* Source *
# WOW! Buddy Guy is THE MASTER!!!



## Spikezone (Feb 2, 2006)

As I posted a few months ago, I went and saw Buddy and Jonny Lang in Vancouver this past Sunday. MANOHMAN! Other than some less-than-optimum sound, Jonny was pretty good...BUT...Mr. Buddy Guy! I was even more blown away that my highest expectations could predict! 74 years old? His band was hot...when Buddy changed his dynamics, they were right there with him. Sometimes he was playing SO quietly, you had to work to hear him, but not because his band was louder, and the weird thing is, even when he was playing that quietly, his sound was still HUGE, if you can understand what I am getting at! Would I like to be able to do that or what? The next minute he would be RIPPING! Near the end of the concert, he walked off the front of the stage singing into a hand-held mic with a roadie following him up the aisle of the theatre to relieve him of the mic whenever he was playing. He then walked out of the auditorium, through the lobby (playing all the while), and down the other aisle back to the stage, stopping along the way to give a young lad (not me) a pick to strum his guitar while he was fretting the notes. He put on a totally entertaining and classy show with playing that I daresay any other blues player today would be hard-pressed to match, and of course, the most amazing voice to boot. He also had some pretty funny patter going on during the show. I didn't realize he is playing in Victoria tonight until I looked at the back of the shirt I bought (LOL!), but if I had known in time to arrange it, you can be sure I would have been going tonight as well. It's sad that I have always been a fan of his and that it has taken me this long to get to see one of his shows, but you know I will see him again and again from here on in if I ever get the chance.
-Mike
P.S. Big thanks to whoever it was in my earlier thread that told me to bring earplugs. I didn't need them for JL, but Buddy WAS loud, and it was good to have a set in.


----------



## zontar (Oct 25, 2007)

I'd love to see him live.

I've been listening to Damn Right I've got the Blues a lot lately.

A great entertainer & musician.


----------



## lbrown1 (Mar 22, 2007)

he came to the Empire theatre in Belleville a few years back - and I missed it.....I phoned them up and asked if they were having him back again - they said - likely not - the show was not well attended......sad..sad indeed.....

I've been listening to alot of his stuff lately too.....just LOVE his rendition of Red House


----------



## GuitarsCanada (Dec 30, 2005)

* Record list *

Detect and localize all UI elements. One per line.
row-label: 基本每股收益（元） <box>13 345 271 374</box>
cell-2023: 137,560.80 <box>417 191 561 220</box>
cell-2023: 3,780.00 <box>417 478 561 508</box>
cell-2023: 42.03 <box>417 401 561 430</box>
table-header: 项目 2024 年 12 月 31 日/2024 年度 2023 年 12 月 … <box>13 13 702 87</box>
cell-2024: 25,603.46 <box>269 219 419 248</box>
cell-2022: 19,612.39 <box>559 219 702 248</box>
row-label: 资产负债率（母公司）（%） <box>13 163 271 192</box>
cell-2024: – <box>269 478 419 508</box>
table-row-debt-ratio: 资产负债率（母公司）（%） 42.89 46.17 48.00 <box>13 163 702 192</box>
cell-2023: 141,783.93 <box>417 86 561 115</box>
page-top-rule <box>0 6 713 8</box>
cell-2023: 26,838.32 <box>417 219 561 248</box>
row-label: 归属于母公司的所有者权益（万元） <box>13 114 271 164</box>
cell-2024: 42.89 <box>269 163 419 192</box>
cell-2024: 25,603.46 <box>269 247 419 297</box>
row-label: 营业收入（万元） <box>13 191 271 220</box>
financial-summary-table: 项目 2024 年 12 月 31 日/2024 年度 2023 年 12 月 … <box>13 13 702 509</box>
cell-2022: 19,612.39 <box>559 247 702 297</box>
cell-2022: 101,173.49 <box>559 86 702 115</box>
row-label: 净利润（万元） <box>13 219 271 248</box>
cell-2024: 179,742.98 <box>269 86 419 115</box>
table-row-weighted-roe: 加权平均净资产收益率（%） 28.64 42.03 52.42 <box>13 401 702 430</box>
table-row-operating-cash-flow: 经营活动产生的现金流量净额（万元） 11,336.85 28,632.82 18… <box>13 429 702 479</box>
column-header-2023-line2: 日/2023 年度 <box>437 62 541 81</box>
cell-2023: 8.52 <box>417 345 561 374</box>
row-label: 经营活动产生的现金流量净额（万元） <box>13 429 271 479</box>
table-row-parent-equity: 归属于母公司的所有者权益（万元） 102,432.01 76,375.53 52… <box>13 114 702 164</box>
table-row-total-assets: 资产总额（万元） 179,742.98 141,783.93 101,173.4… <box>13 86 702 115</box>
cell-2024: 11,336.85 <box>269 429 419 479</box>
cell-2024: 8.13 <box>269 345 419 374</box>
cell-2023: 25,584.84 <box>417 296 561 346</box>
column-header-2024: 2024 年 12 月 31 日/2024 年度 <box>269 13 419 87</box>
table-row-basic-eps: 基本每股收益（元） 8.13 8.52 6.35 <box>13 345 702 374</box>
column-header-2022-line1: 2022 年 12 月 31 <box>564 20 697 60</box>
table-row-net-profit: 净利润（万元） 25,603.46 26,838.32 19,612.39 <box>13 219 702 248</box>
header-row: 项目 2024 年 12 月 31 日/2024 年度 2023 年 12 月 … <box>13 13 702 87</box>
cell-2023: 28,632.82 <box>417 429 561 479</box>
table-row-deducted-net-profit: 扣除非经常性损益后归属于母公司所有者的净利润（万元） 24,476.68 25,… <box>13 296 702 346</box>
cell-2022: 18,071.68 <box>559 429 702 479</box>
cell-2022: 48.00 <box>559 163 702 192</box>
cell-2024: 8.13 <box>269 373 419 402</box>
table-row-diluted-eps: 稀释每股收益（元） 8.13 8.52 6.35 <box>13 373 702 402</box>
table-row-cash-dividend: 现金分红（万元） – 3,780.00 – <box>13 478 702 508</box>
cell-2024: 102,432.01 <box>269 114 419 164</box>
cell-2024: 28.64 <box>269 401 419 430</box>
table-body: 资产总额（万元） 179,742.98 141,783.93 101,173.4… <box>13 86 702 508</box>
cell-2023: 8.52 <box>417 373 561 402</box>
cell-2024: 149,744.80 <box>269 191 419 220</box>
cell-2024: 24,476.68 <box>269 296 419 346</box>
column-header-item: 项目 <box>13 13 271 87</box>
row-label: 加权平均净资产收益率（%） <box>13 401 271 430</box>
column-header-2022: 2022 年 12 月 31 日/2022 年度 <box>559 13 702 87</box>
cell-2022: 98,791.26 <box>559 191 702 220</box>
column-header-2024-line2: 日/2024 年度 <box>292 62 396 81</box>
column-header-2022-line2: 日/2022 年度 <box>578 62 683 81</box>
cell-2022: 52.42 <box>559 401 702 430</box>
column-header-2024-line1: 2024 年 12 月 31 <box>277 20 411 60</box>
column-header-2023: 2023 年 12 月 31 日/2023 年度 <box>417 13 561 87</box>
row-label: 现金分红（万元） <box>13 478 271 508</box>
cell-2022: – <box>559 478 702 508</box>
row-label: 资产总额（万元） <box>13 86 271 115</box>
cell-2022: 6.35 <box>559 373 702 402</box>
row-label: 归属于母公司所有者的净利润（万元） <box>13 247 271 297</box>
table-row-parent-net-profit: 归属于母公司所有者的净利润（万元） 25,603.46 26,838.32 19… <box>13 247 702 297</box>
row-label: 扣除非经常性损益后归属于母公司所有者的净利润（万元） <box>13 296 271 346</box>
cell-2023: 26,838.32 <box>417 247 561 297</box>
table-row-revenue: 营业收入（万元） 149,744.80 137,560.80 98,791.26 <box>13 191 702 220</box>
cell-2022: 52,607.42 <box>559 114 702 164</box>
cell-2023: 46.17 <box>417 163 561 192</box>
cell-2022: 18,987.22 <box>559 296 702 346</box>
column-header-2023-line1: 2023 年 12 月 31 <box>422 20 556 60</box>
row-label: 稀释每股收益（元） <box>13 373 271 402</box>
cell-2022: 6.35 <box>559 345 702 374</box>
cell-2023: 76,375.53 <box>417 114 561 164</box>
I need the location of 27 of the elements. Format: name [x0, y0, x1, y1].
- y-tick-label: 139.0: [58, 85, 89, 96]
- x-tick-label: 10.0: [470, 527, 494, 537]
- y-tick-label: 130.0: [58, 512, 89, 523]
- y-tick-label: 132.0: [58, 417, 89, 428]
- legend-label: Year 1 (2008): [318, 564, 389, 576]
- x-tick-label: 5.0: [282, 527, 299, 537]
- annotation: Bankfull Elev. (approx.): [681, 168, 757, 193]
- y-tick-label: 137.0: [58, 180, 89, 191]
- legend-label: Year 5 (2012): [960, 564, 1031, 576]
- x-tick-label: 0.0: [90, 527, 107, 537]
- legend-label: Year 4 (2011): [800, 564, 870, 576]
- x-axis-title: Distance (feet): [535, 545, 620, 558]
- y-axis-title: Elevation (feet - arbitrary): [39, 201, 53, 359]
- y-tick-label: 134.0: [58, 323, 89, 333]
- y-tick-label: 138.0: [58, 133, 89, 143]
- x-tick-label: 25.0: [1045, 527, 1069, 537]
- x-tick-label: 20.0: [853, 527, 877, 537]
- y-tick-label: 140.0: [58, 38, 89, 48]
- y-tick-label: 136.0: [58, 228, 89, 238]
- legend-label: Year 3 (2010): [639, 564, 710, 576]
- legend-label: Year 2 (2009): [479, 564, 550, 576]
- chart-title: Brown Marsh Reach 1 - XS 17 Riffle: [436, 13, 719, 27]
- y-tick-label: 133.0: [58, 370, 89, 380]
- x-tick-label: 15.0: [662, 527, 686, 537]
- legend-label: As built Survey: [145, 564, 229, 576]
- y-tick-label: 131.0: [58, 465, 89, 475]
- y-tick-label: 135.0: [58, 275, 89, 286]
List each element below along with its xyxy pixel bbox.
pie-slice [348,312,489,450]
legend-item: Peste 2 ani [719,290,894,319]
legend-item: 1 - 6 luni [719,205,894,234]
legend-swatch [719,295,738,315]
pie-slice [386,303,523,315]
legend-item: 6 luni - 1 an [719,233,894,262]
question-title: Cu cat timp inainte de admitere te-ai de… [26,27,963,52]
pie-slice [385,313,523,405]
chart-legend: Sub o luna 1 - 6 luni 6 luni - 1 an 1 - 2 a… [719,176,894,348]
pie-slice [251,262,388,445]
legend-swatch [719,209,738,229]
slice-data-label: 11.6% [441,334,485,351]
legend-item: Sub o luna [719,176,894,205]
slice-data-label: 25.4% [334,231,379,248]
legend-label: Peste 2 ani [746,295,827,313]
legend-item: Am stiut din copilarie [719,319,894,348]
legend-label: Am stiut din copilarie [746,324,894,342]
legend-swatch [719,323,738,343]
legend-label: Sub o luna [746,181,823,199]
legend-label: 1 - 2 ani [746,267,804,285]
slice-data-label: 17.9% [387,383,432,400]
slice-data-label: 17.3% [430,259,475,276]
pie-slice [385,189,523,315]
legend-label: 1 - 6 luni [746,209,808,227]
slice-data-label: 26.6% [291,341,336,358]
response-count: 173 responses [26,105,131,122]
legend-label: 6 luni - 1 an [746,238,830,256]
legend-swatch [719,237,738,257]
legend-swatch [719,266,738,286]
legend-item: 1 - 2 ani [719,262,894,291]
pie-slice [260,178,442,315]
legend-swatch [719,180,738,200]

* What you need to do *
**a)** Can you print the passage of the Buddy Guy thread starting at "I'd love to" and ending at "well attended......sad..sad indeed....."?
**b)** How would you render this sentence from the Buddy Guy thread in Spanish: "He also had some pretty funny patter going on during the show."

* Solution list *
**a)**
I'd love to see him live.

I've been listening to Damn Right I've got the Blues a lot lately.

A great entertainer & musician.


----------



## lbrown1 (Mar 22, 2007)

he came to the Empire theatre in Belleville a few years back - and I missed it.....I phoned them up and asked if they were having him back again - they said - likely not - the show was not well attended......sad..sad indeed.....

**b)** También soltaba comentarios bastante graciosos durante el espectáculo.